▶ **Problem to work on**:
A faithful transcription of all the data is required.
** begin Recorded data **
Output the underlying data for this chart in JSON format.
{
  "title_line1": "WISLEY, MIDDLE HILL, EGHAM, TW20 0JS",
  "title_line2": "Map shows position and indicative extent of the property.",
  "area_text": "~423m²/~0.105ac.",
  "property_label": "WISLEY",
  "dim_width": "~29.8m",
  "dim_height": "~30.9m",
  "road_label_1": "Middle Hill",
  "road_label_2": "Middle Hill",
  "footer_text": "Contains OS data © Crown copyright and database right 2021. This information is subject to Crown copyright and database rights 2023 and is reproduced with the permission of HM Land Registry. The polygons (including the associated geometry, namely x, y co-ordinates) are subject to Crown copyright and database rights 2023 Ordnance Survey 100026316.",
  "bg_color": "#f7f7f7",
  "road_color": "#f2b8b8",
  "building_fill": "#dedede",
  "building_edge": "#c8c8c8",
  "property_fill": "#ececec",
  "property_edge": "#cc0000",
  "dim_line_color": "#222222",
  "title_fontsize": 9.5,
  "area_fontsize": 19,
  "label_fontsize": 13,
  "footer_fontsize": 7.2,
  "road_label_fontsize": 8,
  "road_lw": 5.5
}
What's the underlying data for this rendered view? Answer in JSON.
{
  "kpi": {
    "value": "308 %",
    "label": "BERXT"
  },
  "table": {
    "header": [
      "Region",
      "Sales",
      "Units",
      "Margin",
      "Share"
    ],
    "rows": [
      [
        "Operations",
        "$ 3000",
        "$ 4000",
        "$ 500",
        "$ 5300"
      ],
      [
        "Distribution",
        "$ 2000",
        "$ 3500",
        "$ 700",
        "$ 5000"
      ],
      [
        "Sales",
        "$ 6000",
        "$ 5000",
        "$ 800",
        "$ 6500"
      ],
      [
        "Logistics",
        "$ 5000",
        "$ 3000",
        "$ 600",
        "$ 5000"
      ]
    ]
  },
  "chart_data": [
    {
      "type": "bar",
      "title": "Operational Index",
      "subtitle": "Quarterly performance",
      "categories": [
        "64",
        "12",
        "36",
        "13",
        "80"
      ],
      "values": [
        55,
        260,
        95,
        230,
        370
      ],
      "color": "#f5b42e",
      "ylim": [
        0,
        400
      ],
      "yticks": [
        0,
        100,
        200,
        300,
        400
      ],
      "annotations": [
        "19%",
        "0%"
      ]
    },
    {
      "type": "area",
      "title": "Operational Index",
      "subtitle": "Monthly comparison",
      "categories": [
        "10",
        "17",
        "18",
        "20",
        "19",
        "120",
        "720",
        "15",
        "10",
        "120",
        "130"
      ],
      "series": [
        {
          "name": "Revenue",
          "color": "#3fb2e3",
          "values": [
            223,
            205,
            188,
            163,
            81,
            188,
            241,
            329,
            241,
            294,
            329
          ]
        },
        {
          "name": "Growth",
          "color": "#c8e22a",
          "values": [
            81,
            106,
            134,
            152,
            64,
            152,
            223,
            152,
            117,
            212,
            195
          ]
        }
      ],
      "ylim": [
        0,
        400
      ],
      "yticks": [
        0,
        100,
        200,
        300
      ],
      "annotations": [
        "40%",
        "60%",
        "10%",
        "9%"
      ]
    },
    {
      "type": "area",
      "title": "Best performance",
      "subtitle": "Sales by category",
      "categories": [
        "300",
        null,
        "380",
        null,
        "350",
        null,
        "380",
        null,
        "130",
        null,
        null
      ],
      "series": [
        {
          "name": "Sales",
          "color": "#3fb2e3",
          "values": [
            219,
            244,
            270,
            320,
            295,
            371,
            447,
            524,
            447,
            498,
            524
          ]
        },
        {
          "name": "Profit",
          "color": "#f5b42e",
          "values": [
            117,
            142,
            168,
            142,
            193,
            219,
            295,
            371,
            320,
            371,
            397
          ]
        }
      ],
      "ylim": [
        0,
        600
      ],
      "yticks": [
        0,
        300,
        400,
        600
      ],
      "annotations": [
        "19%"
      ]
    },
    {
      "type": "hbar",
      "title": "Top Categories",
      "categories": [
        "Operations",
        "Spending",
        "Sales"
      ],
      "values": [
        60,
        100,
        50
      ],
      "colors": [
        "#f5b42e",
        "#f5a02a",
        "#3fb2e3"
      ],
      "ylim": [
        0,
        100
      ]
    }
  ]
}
** end Recorded data **
▶ **Worked answer**:
Output the underlying data for this chart in JSON format.
{
  "title_line1": "WISLEY, MIDDLE HILL, EGHAM, TW20 0JS",
  "title_line2": "Map shows position and indicative extent of the property.",
  "area_text": "~423m²/~0.105ac.",
  "property_label": "WISLEY",
  "dim_width": "~29.8m",
  "dim_height": "~30.9m",
  "road_label_1": "Middle Hill",
  "road_label_2": "Middle Hill",
  "footer_text": "Contains OS data © Crown copyright and database right 2021. This information is subject to Crown copyright and database rights 2023 and is reproduced with the permission of HM Land Registry. The polygons (including the associated geometry, namely x, y co-ordinates) are subject to Crown copyright and database rights 2023 Ordnance Survey 100026316.",
  "bg_color": "#f7f7f7",
  "road_color": "#f2b8b8",
  "building_fill": "#dedede",
  "building_edge": "#c8c8c8",
  "property_fill": "#ececec",
  "property_edge": "#cc0000",
  "dim_line_color": "#222222",
  "title_fontsize": 9.5,
  "area_fontsize": 19,
  "label_fontsize": 13,
  "footer_fontsize": 7.2,
  "road_label_fontsize": 8,
  "road_lw": 5.5
}
What's the underlying data for this rendered view? Answer in JSON.
{
  "kpi": {
    "value": "308 %",
    "label": "BERXT"
  },
  "table": {
    "header": [
      "Region",
      "Sales",
      "Units",
      "Margin",
      "Share"
    ],
    "rows": [
      [
        "Operations",
        "$ 3000",
        "$ 4000",
        "$ 500",
        "$ 5300"
      ],
      [
        "Distribution",
        "$ 2000",
        "$ 3500",
        "$ 700",
        "$ 5000"
      ],
      [
        "Sales",
        "$ 6000",
        "$ 5000",
        "$ 800",
        "$ 6500"
      ],
      [
        "Logistics",
        "$ 5000",
        "$ 3000",
        "$ 600",
        "$ 5000"
      ]
    ]
  },
  "chart_data": [
    {
      "type": "bar",
      "title": "Operational Index",
      "subtitle": "Quarterly performance",
      "categories": [
        "64",
        "12",
        "36",
        "13",
        "80"
      ],
      "values": [
        55,
        260,
        95,
        230,
        370
      ],
      "color": "#f5b42e",
      "ylim": [
        0,
        400
      ],
      "yticks": [
        0,
        100,
        200,
        300,
        400
      ],
      "annotations": [
        "19%",
        "0%"
      ]
    },
    {
      "type": "area",
      "title": "Operational Index",
      "subtitle": "Monthly comparison",
      "categories": [
        "10",
        "17",
        "18",
        "20",
        "19",
        "120",
        "720",
        "15",
        "10",
        "120",
        "130"
      ],
      "series": [
        {
          "name": "Revenue",
          "color": "#3fb2e3",
          "values": [
            223,
            205,
            188,
            163,
            81,
            188,
            241,
            329,
            241,
            294,
            329
          ]
        },
        {
          "name": "Growth",
          "color": "#c8e22a",
          "values": [
            81,
            106,
            134,
            152,
            64,
            152,
            223,
            152,
            117,
            212,
            195
          ]
        }
      ],
      "ylim": [
        0,
        400
      ],
      "yticks": [
        0,
        100,
        200,
        300
      ],
      "annotations": [
        "40%",
        "60%",
        "10%",
        "9%"
      ]
    },
    {
      "type": "area",
      "title": "Best performance",
      "subtitle": "Sales by category",
      "categories": [
        "300",
        null,
        "380",
        null,
        "350",
        null,
        "380",
        null,
        "130",
        null,
        null
      ],
      "series": [
        {
          "name": "Sales",
          "color": "#3fb2e3",
          "values": [
            219,
            244,
            270,
            320,
            295,
            371,
            447,
            524,
            447,
            498,
            524
          ]
        },
        {
          "name": "Profit",
          "color": "#f5b42e",
          "values": [
            117,
            142,
            168,
            142,
            193,
            219,
            295,
            371,
            320,
            371,
            397
          ]
        }
      ],
      "ylim": [
        0,
        600
      ],
      "yticks": [
        0,
        300,
        400,
        600
      ],
      "annotations": [
        "19%"
      ]
    },
    {
      "type": "hbar",
      "title": "Top Categories",
      "categories": [
        "Operations",
        "Spending",
        "Sales"
      ],
      "values": [
        60,
        100,
        50
      ],
      "colors": [
        "#f5b42e",
        "#f5a02a",
        "#3fb2e3"
      ],
      "ylim": [
        0,
        100
      ]
    }
  ]
}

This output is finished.